*Exercise data:*

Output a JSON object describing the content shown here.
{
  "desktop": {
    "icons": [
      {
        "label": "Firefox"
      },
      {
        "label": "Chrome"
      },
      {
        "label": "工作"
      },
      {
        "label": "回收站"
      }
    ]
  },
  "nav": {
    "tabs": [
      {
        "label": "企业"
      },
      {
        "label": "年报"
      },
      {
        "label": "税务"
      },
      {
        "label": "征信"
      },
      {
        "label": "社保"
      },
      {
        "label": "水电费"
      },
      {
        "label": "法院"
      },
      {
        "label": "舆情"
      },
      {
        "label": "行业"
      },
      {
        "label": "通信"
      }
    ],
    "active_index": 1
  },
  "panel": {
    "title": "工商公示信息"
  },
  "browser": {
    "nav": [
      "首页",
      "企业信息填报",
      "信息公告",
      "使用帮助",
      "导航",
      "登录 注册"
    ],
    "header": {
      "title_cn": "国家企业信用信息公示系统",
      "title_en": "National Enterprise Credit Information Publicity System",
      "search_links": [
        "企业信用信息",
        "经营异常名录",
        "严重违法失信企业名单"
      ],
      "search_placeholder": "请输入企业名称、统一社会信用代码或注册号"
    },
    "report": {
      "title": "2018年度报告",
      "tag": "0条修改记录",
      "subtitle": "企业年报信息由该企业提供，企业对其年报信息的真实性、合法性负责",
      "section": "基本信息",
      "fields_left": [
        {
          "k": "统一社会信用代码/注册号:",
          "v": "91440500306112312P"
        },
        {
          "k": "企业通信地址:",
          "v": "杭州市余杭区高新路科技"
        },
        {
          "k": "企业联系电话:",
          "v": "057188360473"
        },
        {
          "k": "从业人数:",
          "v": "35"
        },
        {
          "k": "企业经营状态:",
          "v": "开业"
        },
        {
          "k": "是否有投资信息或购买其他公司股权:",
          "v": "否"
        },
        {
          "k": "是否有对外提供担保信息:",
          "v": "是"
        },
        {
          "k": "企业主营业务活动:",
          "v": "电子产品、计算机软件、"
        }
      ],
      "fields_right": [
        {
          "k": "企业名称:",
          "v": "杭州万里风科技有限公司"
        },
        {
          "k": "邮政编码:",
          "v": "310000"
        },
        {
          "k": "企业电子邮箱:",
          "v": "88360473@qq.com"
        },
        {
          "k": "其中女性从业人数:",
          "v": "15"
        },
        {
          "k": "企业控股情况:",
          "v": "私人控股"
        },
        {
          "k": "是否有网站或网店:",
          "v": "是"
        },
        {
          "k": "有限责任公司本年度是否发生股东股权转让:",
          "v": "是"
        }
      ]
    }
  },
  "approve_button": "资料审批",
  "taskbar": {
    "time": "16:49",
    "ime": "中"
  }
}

*Written instruction:*
Output the records exactly, including every line.

*Written solution:*
Output a JSON object describing the content shown here.
{
  "desktop": {
    "icons": [
      {
        "label": "Firefox"
      },
      {
        "label": "Chrome"
      },
      {
        "label": "工作"
      },
      {
        "label": "回收站"
      }
    ]
  },
  "nav": {
    "tabs": [
      {
        "label": "企业"
      },
      {
        "label": "年报"
      },
      {
        "label": "税务"
      },
      {
        "label": "征信"
      },
      {
        "label": "社保"
      },
      {
        "label": "水电费"
      },
      {
        "label": "法院"
      },
      {
        "label": "舆情"
      },
      {
        "label": "行业"
      },
      {
        "label": "通信"
      }
    ],
    "active_index": 1
  },
  "panel": {
    "title": "工商公示信息"
  },
  "browser": {
    "nav": [
      "首页",
      "企业信息填报",
      "信息公告",
      "使用帮助",
      "导航",
      "登录 注册"
    ],
    "header": {
      "title_cn": "国家企业信用信息公示系统",
      "title_en": "National Enterprise Credit Information Publicity System",
      "search_links": [
        "企业信用信息",
        "经营异常名录",
        "严重违法失信企业名单"
      ],
      "search_placeholder": "请输入企业名称、统一社会信用代码或注册号"
    },
    "report": {
      "title": "2018年度报告",
      "tag": "0条修改记录",
      "subtitle": "企业年报信息由该企业提供，企业对其年报信息的真实性、合法性负责",
      "section": "基本信息",
      "fields_left": [
        {
          "k": "统一社会信用代码/注册号:",
          "v": "91440500306112312P"
        },
        {
          "k": "企业通信地址:",
          "v": "杭州市余杭区高新路科技"
        },
        {
          "k": "企业联系电话:",
          "v": "057188360473"
        },
        {
          "k": "从业人数:",
          "v": "35"
        },
        {
          "k": "企业经营状态:",
          "v": "开业"
        },
        {
          "k": "是否有投资信息或购买其他公司股权:",
          "v": "否"
        },
        {
          "k": "是否有对外提供担保信息:",
          "v": "是"
        },
        {
          "k": "企业主营业务活动:",
          "v": "电子产品、计算机软件、"
        }
      ],
      "fields_right": [
        {
          "k": "企业名称:",
          "v": "杭州万里风科技有限公司"
        },
        {
          "k": "邮政编码:",
          "v": "310000"
        },
        {
          "k": "企业电子邮箱:",
          "v": "88360473@qq.com"
        },
        {
          "k": "其中女性从业人数:",
          "v": "15"
        },
        {
          "k": "企业控股情况:",
          "v": "私人控股"
        },
        {
          "k": "是否有网站或网店:",
          "v": "是"
        },
        {
          "k": "有限责任公司本年度是否发生股东股权转让:",
          "v": "是"
        }
      ]
    }
  },
  "approve_button": "资料审批",
  "taskbar": {
    "time": "16:49",
    "ime": "中"
  }
}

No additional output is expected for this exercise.